STATED TASK >>
In the entries below, find every line with "kind" and copy it.

Records that describe figures >>
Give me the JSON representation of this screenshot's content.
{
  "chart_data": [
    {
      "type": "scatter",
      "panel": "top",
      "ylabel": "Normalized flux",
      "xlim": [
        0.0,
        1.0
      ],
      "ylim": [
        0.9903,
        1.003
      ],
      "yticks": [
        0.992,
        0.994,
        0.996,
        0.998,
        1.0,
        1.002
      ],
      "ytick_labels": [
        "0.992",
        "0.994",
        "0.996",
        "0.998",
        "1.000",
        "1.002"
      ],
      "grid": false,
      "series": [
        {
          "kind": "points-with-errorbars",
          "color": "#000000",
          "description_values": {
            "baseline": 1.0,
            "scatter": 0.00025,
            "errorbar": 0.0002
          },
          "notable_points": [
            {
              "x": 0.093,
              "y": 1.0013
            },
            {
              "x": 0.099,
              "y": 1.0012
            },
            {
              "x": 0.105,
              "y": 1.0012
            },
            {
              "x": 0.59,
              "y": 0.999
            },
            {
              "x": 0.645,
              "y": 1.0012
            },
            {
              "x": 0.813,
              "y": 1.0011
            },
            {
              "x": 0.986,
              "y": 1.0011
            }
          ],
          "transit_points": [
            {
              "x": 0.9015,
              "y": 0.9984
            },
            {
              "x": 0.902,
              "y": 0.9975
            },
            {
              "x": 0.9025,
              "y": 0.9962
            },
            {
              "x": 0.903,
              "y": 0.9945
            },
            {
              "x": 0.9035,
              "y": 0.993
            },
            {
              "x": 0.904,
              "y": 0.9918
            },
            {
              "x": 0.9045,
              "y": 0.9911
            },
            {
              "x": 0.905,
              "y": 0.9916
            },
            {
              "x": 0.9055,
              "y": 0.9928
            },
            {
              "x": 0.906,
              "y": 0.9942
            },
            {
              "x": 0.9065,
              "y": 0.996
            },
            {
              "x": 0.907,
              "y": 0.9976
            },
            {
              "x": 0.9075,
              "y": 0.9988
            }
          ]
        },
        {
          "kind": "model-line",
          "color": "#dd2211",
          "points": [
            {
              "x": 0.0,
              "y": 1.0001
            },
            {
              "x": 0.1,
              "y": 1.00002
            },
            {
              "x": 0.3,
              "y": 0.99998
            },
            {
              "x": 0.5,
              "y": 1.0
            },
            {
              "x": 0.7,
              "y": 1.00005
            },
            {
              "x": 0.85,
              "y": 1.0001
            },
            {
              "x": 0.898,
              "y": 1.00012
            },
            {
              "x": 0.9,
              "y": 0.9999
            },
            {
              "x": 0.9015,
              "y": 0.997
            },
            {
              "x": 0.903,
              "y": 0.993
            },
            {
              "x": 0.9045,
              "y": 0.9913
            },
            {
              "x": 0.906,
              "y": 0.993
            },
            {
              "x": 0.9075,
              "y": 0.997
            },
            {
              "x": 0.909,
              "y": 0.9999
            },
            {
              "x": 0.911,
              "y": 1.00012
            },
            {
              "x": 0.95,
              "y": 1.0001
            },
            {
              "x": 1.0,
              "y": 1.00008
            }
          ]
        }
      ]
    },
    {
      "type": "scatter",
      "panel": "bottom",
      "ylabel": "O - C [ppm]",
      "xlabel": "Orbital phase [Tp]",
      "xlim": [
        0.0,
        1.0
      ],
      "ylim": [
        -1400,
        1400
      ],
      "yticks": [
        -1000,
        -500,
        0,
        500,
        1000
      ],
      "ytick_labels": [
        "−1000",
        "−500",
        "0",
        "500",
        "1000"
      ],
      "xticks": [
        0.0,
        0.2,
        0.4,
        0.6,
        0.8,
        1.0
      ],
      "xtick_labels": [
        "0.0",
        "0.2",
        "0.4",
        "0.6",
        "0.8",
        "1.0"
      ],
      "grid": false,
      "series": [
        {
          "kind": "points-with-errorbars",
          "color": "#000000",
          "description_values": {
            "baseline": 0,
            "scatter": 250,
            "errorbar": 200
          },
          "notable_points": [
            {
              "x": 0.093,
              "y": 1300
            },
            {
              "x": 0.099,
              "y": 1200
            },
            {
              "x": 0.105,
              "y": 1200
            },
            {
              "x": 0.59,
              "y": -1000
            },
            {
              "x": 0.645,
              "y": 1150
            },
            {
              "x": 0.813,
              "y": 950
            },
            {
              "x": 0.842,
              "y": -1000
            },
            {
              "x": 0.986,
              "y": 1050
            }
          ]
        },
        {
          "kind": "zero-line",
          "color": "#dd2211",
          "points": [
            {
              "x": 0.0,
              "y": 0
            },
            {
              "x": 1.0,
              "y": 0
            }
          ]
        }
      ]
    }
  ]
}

FULL ANSWER >>
          "kind": "points-with-errorbars",
          "kind": "model-line",
          "kind": "points-with-errorbars",
          "kind": "zero-line",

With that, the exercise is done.